• [DIRECTIONS] Transcribe each line of the records below exactly, excluding any embedded images.

[Entries from a visual dataset]
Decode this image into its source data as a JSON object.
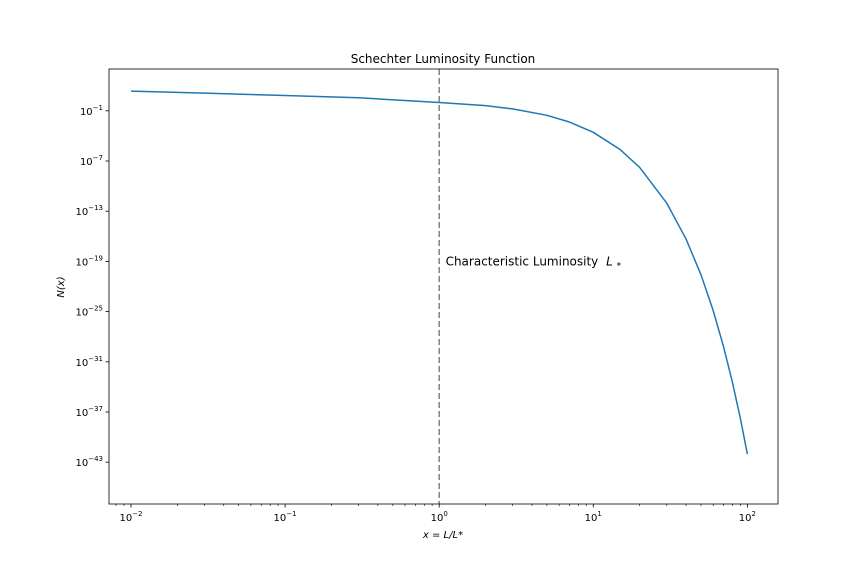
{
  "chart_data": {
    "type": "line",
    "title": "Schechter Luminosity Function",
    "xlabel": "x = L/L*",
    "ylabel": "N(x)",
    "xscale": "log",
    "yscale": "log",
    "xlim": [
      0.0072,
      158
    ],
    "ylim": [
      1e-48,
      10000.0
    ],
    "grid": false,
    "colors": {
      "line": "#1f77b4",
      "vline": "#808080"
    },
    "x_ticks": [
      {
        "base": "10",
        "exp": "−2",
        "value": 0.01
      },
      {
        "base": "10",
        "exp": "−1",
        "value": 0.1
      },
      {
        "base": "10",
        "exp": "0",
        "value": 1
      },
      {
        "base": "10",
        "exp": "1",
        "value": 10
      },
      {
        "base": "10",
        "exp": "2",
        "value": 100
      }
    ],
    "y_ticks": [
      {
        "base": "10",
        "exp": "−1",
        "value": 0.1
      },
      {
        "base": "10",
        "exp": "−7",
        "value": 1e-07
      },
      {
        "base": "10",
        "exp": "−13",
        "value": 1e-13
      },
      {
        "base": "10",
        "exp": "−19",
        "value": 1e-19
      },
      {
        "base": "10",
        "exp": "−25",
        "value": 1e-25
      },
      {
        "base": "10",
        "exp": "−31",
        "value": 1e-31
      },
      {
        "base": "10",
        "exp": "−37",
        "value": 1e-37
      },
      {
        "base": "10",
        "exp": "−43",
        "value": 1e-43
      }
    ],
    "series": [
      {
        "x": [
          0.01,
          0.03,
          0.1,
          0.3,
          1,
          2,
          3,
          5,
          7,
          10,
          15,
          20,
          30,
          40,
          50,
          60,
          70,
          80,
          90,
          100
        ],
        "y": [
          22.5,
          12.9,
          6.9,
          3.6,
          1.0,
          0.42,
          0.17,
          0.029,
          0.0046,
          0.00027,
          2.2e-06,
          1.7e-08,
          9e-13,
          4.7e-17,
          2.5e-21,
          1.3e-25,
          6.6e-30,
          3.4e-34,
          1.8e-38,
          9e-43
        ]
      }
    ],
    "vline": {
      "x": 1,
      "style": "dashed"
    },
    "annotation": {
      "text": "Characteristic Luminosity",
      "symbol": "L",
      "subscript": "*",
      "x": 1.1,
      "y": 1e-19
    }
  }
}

• [TASK RESULT]
Decode this image into its source data as a JSON object.
{
  "chart_data": {
    "type": "line",
    "title": "Schechter Luminosity Function",
    "xlabel": "x = L/L*",
    "ylabel": "N(x)",
    "xscale": "log",
    "yscale": "log",
    "xlim": [
      0.0072,
      158
    ],
    "ylim": [
      1e-48,
      10000.0
    ],
    "grid": false,
    "colors": {
      "line": "#1f77b4",
      "vline": "#808080"
    },
    "x_ticks": [
      {
        "base": "10",
        "exp": "−2",
        "value": 0.01
      },
      {
        "base": "10",
        "exp": "−1",
        "value": 0.1
      },
      {
        "base": "10",
        "exp": "0",
        "value": 1
      },
      {
        "base": "10",
        "exp": "1",
        "value": 10
      },
      {
        "base": "10",
        "exp": "2",
        "value": 100
      }
    ],
    "y_ticks": [
      {
        "base": "10",
        "exp": "−1",
        "value": 0.1
      },
      {
        "base": "10",
        "exp": "−7",
        "value": 1e-07
      },
      {
        "base": "10",
        "exp": "−13",
        "value": 1e-13
      },
      {
        "base": "10",
        "exp": "−19",
        "value": 1e-19
      },
      {
        "base": "10",
        "exp": "−25",
        "value": 1e-25
      },
      {
        "base": "10",
        "exp": "−31",
        "value": 1e-31
      },
      {
        "base": "10",
        "exp": "−37",
        "value": 1e-37
      },
      {
        "base": "10",
        "exp": "−43",
        "value": 1e-43
      }
    ],
    "series": [
      {
        "x": [
          0.01,
          0.03,
          0.1,
          0.3,
          1,
          2,
          3,
          5,
          7,
          10,
          15,
          20,
          30,
          40,
          50,
          60,
          70,
          80,
          90,
          100
        ],
        "y": [
          22.5,
          12.9,
          6.9,
          3.6,
          1.0,
          0.42,
          0.17,
          0.029,
          0.0046,
          0.00027,
          2.2e-06,
          1.7e-08,
          9e-13,
          4.7e-17,
          2.5e-21,
          1.3e-25,
          6.6e-30,
          3.4e-34,
          1.8e-38,
          9e-43
        ]
      }
    ],
    "vline": {
      "x": 1,
      "style": "dashed"
    },
    "annotation": {
      "text": "Characteristic Luminosity",
      "symbol": "L",
      "subscript": "*",
      "x": 1.1,
      "y": 1e-19
    }
  }
}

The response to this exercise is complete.